+++ THE DATA
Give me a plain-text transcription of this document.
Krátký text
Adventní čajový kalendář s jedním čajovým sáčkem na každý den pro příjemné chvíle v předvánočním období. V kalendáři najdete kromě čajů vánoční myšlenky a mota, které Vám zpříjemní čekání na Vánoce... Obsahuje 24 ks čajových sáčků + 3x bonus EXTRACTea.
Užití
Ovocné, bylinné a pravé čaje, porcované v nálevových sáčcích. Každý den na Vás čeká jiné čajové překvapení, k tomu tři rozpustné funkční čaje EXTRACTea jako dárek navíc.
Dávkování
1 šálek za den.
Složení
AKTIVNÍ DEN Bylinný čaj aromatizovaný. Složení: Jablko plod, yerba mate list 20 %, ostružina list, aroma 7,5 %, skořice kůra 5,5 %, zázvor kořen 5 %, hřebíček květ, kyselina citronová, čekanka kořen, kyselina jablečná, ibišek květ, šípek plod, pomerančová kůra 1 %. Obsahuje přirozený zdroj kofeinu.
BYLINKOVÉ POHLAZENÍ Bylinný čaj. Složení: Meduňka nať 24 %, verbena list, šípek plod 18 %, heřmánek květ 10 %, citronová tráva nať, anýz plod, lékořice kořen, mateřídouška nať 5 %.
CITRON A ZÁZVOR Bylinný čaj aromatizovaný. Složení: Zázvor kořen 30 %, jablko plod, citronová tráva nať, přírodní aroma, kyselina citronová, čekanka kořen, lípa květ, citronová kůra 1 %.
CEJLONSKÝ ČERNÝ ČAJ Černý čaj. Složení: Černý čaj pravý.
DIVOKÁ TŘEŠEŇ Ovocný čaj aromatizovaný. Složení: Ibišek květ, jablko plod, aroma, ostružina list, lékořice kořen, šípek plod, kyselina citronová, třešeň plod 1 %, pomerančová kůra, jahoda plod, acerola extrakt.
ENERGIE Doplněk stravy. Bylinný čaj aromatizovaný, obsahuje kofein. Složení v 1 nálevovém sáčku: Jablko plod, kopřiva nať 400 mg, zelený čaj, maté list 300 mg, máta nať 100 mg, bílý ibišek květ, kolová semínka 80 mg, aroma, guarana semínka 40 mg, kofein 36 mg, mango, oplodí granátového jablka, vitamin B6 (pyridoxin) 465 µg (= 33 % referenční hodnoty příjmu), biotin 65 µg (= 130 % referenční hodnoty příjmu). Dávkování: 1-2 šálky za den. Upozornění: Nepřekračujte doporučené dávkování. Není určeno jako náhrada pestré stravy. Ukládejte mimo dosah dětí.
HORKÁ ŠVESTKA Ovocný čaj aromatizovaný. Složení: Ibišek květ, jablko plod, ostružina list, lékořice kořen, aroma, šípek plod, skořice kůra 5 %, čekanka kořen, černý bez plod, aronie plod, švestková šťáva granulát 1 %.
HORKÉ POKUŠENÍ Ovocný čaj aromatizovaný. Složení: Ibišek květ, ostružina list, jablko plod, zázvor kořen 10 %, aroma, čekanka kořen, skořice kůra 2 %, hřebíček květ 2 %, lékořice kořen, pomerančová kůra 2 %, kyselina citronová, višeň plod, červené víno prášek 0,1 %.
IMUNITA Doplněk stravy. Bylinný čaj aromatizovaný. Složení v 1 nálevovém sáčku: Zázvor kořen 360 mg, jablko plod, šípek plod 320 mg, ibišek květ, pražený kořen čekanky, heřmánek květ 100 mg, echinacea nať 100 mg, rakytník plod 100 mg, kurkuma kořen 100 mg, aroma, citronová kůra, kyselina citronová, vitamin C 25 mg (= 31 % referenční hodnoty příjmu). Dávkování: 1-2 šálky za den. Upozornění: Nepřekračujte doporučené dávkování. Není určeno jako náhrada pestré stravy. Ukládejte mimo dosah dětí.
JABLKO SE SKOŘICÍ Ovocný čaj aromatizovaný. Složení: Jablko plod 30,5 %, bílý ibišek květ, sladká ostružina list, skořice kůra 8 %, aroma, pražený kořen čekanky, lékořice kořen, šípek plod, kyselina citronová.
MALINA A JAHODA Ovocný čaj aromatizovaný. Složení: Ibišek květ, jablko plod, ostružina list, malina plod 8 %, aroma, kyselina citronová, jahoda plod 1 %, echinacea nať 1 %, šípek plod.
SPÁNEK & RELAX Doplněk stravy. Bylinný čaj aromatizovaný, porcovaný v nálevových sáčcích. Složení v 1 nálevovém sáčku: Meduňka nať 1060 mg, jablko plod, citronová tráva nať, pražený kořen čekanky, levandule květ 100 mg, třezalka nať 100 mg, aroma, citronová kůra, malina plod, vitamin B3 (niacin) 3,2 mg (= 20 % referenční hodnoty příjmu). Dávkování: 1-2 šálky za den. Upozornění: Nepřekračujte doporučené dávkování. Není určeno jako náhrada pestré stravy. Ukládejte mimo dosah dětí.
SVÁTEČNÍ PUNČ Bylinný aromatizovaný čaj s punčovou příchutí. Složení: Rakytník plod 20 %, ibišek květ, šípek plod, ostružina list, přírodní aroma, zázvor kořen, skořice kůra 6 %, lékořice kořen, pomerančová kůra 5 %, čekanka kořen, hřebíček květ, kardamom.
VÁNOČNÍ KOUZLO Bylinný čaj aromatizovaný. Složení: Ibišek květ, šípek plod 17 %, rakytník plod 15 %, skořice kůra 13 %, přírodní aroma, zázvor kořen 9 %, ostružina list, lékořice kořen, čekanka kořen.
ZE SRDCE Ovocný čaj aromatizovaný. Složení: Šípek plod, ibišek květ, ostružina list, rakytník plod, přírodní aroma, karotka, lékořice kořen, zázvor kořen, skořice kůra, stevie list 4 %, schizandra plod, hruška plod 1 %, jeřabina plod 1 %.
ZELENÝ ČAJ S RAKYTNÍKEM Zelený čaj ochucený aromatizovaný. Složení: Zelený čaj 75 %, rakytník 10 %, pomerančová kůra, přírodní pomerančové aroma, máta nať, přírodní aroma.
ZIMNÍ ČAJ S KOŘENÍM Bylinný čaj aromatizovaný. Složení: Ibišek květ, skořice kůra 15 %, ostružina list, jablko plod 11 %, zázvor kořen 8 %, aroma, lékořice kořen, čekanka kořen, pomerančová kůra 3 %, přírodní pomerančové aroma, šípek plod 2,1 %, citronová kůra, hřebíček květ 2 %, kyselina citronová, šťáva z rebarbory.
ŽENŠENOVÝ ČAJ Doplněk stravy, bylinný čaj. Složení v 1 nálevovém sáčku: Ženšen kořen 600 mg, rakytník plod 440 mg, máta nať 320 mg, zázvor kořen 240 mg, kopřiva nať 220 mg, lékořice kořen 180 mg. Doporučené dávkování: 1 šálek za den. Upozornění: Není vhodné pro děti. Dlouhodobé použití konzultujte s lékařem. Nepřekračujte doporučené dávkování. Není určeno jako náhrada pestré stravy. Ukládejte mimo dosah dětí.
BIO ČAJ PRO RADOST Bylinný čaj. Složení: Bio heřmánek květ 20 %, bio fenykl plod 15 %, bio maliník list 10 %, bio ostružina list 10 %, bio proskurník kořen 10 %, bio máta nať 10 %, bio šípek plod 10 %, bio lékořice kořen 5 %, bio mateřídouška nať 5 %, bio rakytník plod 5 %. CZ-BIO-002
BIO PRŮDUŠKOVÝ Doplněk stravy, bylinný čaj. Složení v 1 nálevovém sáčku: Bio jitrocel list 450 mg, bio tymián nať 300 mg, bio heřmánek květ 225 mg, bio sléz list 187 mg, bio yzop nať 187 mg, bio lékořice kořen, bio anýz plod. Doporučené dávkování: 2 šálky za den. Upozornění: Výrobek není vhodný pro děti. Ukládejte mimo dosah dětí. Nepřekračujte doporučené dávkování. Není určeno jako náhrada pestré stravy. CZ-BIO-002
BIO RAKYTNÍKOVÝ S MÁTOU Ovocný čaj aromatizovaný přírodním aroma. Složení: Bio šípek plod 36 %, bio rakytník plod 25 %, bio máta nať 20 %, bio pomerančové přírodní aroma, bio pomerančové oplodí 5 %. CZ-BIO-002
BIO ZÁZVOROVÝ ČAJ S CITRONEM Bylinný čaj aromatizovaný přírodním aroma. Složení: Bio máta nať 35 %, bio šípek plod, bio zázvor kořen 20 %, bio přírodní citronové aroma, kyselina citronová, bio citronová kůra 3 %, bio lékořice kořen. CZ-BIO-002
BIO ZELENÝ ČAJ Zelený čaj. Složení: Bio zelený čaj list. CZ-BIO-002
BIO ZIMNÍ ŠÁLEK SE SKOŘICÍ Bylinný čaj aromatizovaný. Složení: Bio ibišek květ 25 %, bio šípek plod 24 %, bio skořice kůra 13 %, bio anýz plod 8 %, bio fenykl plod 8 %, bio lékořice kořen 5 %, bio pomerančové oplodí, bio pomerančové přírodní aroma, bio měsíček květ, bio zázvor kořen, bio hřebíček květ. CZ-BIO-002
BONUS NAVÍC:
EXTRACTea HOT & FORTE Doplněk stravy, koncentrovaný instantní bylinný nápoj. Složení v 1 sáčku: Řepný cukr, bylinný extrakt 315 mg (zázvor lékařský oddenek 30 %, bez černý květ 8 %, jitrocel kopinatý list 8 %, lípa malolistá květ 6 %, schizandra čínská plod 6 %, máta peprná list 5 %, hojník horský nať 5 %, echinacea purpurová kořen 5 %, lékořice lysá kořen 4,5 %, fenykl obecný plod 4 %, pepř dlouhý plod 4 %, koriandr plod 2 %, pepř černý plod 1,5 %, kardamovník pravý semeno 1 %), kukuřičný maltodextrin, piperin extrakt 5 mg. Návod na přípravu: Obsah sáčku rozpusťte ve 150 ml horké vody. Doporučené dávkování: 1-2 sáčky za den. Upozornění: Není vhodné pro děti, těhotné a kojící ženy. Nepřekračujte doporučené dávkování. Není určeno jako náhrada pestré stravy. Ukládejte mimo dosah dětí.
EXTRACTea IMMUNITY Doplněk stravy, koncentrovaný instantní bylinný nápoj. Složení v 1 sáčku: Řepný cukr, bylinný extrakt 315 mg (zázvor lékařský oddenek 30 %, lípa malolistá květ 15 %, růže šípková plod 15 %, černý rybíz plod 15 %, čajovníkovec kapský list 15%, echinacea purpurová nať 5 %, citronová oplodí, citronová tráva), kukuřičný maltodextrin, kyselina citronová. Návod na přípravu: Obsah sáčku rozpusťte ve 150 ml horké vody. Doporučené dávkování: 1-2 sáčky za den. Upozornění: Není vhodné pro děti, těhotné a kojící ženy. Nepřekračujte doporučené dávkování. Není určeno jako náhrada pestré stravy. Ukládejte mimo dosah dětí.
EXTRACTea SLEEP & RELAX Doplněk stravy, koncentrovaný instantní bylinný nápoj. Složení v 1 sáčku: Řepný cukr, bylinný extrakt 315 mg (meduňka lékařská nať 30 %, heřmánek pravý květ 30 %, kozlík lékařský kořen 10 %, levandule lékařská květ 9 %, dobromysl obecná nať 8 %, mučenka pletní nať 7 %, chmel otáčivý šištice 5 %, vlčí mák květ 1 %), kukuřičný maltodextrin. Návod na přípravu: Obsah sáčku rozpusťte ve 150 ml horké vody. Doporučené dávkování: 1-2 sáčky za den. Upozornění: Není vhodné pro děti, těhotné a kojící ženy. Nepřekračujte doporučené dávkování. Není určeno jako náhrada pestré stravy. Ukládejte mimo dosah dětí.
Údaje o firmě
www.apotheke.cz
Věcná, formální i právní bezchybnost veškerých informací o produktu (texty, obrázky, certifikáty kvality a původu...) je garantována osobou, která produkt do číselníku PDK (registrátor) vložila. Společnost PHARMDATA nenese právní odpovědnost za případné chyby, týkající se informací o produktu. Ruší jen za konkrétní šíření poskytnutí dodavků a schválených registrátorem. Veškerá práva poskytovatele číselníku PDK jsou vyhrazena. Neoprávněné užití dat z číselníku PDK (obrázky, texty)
++++++
→ **THE TASK**
Copy every line that contains the string "jahoda".

→ **EXPECTED OUTPUT**
DIVOKÁ TŘEŠEŇ Ovocný čaj aromatizovaný. Složení: Ibišek květ, jablko plod, aroma, ostružina list, lékořice kořen, šípek plod, kyselina citronová, třešeň plod 1 %, pomerančová kůra, jahoda plod, acerola extrakt.
MALINA A JAHODA Ovocný čaj aromatizovaný. Složení: Ibišek květ, jablko plod, ostružina list, malina plod 8 %, aroma, kyselina citronová, jahoda plod 1 %, echinacea nať 1 %, šípek plod.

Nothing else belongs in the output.